═════ Listing

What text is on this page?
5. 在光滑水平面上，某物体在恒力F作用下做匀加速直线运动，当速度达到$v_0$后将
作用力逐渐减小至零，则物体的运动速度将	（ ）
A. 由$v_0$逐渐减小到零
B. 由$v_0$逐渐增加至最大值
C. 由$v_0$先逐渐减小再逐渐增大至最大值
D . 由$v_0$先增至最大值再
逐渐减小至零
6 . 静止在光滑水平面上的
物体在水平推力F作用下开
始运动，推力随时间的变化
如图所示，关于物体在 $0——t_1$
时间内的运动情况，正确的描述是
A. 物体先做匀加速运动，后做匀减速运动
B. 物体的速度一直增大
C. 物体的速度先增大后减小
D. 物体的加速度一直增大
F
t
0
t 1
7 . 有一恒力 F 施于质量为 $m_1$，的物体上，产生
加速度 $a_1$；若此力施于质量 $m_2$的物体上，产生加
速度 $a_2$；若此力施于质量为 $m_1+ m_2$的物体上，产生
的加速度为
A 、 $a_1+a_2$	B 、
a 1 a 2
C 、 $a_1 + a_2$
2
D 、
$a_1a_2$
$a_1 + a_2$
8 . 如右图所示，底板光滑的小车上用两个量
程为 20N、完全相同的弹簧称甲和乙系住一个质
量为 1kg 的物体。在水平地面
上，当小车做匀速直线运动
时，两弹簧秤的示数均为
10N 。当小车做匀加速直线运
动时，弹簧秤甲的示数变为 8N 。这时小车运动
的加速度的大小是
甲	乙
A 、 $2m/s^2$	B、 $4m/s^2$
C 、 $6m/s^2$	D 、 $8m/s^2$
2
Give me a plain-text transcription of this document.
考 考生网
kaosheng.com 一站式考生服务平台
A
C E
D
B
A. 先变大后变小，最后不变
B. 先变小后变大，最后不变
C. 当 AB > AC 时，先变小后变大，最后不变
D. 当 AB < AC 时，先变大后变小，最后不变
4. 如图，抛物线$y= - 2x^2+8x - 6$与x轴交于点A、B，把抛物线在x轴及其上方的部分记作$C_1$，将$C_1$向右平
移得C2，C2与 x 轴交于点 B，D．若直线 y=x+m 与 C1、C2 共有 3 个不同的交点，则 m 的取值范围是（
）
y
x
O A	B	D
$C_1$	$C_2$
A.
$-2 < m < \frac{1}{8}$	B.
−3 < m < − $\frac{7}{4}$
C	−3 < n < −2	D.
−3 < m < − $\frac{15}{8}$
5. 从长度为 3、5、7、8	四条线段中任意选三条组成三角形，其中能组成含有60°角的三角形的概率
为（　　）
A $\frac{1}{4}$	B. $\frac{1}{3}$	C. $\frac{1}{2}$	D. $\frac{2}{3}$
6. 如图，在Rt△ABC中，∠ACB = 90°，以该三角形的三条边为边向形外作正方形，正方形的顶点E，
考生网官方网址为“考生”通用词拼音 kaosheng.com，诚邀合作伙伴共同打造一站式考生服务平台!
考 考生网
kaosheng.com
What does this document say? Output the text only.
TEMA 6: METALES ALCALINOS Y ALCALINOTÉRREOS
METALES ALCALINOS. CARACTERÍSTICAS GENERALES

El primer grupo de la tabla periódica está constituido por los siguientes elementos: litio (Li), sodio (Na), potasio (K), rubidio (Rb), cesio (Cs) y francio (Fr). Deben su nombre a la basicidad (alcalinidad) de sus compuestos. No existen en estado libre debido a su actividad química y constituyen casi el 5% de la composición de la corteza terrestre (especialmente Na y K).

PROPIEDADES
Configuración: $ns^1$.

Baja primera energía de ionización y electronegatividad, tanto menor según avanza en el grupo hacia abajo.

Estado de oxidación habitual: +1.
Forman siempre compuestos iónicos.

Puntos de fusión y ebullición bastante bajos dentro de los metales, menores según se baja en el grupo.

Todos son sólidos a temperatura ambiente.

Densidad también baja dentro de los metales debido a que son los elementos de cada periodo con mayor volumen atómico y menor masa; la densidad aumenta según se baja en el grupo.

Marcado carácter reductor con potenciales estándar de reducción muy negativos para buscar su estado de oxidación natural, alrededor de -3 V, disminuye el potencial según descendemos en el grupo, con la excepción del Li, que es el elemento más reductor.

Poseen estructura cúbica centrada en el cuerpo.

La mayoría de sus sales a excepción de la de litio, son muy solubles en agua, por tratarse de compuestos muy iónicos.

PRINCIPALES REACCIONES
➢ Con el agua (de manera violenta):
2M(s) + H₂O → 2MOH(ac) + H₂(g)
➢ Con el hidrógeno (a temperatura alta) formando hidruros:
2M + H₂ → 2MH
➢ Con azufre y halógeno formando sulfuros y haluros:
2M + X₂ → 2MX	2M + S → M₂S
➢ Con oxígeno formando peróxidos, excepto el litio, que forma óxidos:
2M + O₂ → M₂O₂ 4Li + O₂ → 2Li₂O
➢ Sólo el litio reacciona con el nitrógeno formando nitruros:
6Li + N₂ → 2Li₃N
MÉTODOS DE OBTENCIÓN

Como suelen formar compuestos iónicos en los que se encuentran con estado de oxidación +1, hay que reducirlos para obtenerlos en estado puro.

══════════

#### The problem
Count the lines that hold the string "excepción", and reply with that number alone.

#### Output
2